Start Exercise inputs

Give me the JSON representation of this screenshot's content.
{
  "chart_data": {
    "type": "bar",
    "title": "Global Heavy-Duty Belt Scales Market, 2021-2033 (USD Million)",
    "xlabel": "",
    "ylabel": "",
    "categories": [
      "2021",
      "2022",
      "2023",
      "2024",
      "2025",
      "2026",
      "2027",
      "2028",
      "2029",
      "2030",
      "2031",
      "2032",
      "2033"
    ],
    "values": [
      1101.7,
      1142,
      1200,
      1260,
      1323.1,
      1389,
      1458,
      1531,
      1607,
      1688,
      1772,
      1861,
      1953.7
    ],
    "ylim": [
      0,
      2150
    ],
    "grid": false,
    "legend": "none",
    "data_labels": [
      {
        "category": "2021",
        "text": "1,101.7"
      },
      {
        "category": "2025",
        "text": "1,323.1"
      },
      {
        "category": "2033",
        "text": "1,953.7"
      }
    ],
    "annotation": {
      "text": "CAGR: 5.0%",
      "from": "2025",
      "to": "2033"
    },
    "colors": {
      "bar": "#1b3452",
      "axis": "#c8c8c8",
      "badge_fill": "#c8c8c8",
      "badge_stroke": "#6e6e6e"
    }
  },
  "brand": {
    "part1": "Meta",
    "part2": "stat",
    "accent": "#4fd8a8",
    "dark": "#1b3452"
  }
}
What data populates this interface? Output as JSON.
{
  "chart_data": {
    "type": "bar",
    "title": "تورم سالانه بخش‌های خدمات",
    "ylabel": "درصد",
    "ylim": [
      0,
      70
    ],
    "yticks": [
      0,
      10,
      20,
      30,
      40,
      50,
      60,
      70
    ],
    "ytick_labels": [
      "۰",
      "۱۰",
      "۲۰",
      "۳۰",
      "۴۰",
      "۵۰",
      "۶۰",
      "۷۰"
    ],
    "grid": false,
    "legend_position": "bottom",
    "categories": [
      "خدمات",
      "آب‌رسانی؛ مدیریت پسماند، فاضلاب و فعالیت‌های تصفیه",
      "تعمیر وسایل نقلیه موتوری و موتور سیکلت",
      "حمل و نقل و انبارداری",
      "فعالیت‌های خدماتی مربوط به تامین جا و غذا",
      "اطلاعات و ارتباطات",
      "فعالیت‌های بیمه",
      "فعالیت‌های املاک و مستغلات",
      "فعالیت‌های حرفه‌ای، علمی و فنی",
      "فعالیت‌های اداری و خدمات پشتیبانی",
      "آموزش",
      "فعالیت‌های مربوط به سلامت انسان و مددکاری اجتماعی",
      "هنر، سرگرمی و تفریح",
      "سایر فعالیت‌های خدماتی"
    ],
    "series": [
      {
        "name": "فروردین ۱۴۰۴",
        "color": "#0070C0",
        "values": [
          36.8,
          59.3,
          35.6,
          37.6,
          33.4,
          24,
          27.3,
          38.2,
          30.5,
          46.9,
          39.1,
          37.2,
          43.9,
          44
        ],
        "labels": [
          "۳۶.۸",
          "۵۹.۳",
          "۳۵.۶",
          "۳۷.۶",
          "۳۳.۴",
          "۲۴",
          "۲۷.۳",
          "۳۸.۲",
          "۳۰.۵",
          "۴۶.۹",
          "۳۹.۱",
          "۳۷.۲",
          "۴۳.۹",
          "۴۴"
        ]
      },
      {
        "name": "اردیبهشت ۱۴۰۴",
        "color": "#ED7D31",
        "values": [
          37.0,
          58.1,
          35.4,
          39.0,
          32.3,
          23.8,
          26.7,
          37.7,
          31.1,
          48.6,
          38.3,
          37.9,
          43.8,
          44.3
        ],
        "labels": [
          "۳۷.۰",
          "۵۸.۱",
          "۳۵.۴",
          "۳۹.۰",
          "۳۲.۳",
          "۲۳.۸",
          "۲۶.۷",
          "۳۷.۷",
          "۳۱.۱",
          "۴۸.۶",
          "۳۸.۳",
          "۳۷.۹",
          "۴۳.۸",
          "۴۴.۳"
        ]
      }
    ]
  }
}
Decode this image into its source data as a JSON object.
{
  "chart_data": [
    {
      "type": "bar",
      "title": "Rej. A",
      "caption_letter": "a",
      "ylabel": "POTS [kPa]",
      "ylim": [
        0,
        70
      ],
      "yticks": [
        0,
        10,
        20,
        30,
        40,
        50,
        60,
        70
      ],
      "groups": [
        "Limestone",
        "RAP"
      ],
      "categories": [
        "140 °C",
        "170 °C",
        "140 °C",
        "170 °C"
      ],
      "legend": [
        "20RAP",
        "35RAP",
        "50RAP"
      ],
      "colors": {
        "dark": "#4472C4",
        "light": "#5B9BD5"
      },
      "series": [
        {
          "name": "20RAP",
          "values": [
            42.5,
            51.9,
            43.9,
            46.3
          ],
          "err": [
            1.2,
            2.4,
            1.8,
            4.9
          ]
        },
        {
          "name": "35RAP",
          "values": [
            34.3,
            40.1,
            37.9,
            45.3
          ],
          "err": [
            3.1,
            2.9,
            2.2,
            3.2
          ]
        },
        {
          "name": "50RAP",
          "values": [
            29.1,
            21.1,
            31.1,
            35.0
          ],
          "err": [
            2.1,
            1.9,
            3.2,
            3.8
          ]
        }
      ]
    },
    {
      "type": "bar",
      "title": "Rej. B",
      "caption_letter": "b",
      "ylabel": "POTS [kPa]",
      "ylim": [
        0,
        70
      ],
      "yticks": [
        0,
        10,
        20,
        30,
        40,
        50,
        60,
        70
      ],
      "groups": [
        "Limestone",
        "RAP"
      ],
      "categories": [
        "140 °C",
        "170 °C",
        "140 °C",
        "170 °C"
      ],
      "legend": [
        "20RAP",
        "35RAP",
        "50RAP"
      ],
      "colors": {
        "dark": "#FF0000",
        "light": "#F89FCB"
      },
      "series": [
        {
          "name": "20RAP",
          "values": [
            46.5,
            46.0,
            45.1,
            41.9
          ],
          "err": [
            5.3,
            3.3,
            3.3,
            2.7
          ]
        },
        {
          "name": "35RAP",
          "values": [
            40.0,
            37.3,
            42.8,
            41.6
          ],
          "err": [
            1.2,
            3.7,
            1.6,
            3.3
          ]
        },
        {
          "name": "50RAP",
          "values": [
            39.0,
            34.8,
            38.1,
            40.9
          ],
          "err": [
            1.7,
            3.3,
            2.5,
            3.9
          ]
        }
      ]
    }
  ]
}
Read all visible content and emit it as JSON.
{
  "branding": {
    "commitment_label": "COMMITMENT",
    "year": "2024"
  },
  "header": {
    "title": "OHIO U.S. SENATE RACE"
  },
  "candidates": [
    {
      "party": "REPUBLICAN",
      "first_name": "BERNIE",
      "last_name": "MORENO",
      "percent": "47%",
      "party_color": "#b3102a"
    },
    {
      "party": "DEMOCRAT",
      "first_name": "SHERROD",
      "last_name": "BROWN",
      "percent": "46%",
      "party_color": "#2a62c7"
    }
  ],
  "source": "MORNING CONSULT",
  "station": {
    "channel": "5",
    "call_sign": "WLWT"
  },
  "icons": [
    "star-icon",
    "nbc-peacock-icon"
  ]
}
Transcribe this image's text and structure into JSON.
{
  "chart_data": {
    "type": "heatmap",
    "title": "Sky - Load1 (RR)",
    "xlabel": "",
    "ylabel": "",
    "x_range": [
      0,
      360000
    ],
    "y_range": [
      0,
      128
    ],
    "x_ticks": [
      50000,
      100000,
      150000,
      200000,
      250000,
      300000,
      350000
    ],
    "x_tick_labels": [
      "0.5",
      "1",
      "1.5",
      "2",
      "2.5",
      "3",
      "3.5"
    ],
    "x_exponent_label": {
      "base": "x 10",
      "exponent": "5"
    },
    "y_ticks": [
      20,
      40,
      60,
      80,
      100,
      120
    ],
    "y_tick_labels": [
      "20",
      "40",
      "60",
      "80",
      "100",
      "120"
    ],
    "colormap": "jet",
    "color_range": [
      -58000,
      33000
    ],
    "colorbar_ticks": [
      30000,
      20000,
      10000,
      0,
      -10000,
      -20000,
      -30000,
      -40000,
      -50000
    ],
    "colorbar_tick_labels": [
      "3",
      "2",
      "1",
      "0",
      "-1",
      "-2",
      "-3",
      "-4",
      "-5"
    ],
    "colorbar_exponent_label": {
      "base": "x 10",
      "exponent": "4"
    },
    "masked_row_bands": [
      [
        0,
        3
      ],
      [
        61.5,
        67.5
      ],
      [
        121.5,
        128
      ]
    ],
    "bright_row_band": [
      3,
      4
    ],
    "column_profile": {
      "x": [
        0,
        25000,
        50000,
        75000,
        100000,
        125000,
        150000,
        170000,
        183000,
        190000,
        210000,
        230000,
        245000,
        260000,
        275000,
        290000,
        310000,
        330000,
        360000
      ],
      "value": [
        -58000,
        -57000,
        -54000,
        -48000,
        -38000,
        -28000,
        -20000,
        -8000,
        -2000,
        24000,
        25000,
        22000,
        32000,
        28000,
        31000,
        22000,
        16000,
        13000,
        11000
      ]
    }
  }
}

End Exercise inputs

What the task asks.
Among the lines of the listing, how many hold the string "category"? Respond with only the number.

In response.
3